------ Supplied data ------
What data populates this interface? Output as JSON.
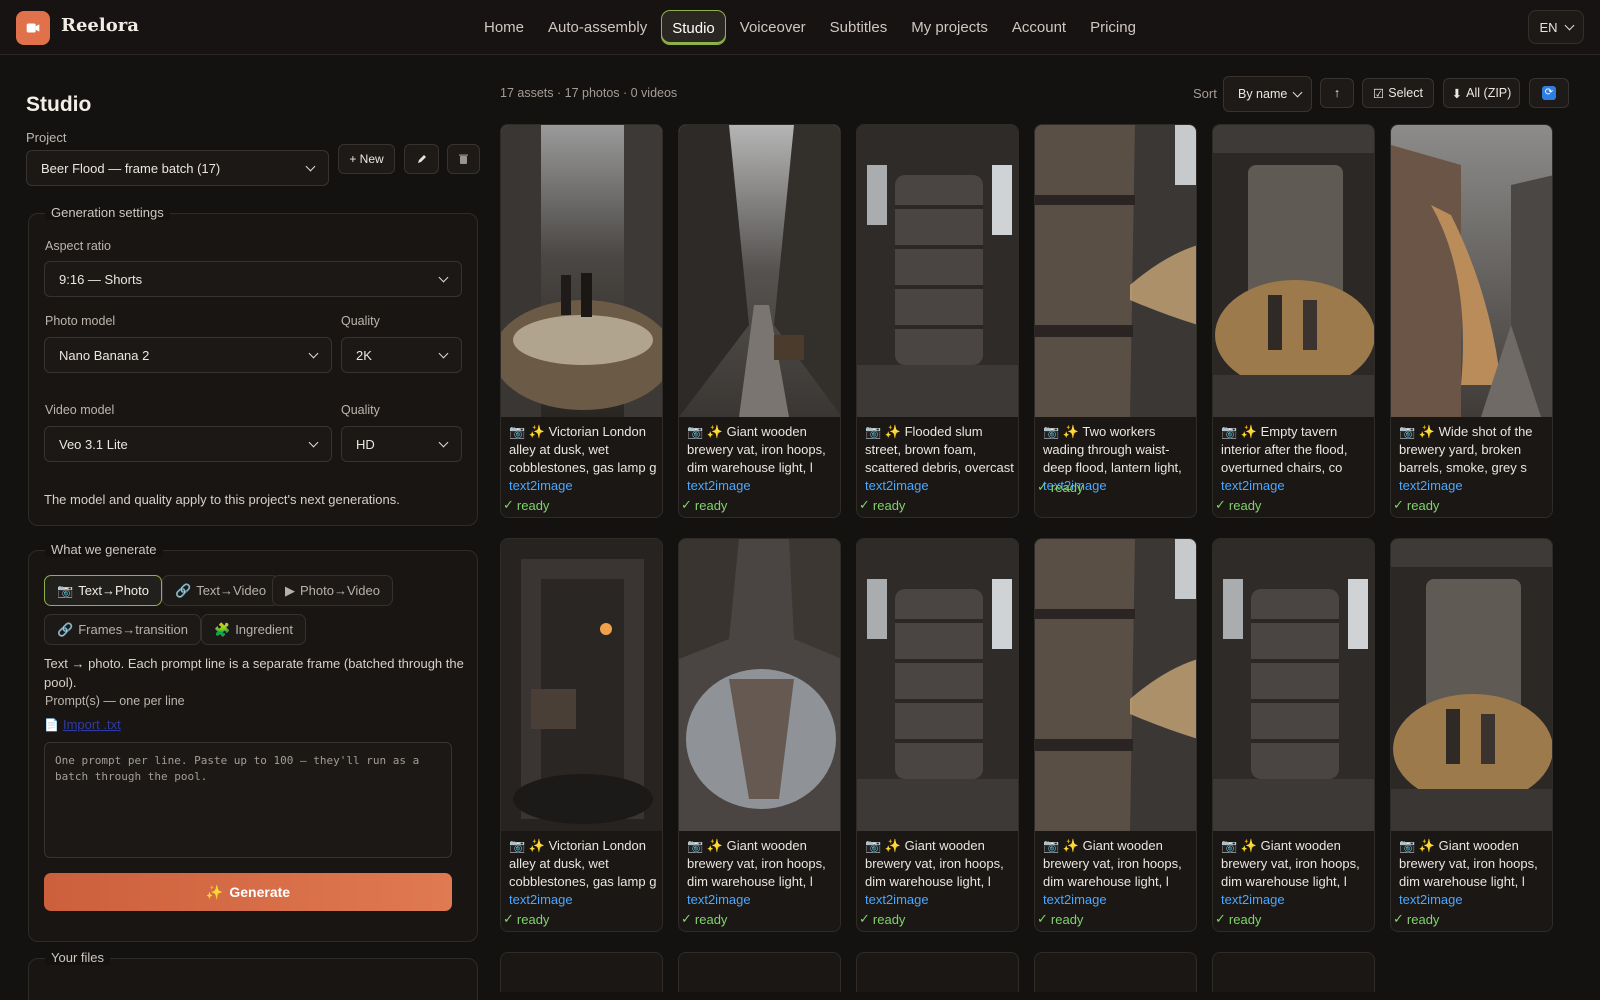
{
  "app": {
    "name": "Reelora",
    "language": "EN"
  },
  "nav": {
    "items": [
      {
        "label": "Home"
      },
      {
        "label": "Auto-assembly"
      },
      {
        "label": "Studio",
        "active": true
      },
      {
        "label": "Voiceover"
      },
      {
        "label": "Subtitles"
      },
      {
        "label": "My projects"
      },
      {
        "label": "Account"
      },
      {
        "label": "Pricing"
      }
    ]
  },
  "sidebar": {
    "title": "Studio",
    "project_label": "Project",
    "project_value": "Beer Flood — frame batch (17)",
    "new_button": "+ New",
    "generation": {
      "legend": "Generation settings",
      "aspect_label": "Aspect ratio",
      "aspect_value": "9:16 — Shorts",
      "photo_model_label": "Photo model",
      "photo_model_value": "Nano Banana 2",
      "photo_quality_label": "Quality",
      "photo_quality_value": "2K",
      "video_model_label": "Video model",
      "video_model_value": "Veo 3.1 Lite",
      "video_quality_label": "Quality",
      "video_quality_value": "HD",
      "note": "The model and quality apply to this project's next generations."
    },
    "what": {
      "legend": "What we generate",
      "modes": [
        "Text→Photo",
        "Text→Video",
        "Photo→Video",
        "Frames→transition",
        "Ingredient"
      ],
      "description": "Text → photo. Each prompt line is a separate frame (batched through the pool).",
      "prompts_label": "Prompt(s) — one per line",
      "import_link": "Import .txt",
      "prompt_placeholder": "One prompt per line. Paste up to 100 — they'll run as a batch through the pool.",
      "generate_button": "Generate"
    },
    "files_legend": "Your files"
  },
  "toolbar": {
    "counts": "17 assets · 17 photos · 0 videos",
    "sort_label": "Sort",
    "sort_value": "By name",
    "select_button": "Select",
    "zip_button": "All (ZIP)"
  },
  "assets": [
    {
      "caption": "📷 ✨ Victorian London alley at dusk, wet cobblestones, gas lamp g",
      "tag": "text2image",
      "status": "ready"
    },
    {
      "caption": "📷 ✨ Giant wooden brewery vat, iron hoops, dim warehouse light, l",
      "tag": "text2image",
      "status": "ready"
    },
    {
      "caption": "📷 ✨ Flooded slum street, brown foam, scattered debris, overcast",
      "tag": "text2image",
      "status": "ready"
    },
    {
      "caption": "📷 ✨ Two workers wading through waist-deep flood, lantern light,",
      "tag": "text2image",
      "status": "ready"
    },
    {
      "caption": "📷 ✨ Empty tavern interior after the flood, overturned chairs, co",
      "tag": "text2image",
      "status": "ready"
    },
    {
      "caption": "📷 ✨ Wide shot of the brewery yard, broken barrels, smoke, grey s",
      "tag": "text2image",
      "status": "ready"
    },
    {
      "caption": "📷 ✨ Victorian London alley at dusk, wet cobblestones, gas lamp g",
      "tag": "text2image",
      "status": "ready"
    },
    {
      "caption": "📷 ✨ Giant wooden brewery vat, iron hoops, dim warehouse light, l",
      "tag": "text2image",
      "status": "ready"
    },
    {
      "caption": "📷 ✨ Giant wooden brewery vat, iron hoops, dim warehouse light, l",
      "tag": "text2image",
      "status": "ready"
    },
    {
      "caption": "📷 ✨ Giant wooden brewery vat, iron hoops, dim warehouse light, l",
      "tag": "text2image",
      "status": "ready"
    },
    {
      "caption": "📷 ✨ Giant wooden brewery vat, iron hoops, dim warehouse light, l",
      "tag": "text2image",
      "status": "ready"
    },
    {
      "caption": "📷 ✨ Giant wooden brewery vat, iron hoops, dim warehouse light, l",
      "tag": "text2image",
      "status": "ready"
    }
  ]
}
------
Brief: Which lines of the data above contain "pool"? Copy each one.

Correct output:
      "description": "Text → photo. Each prompt line is a separate frame (batched through the pool).",
      "prompt_placeholder": "One prompt per line. Paste up to 100 — they'll run as a batch through the pool.",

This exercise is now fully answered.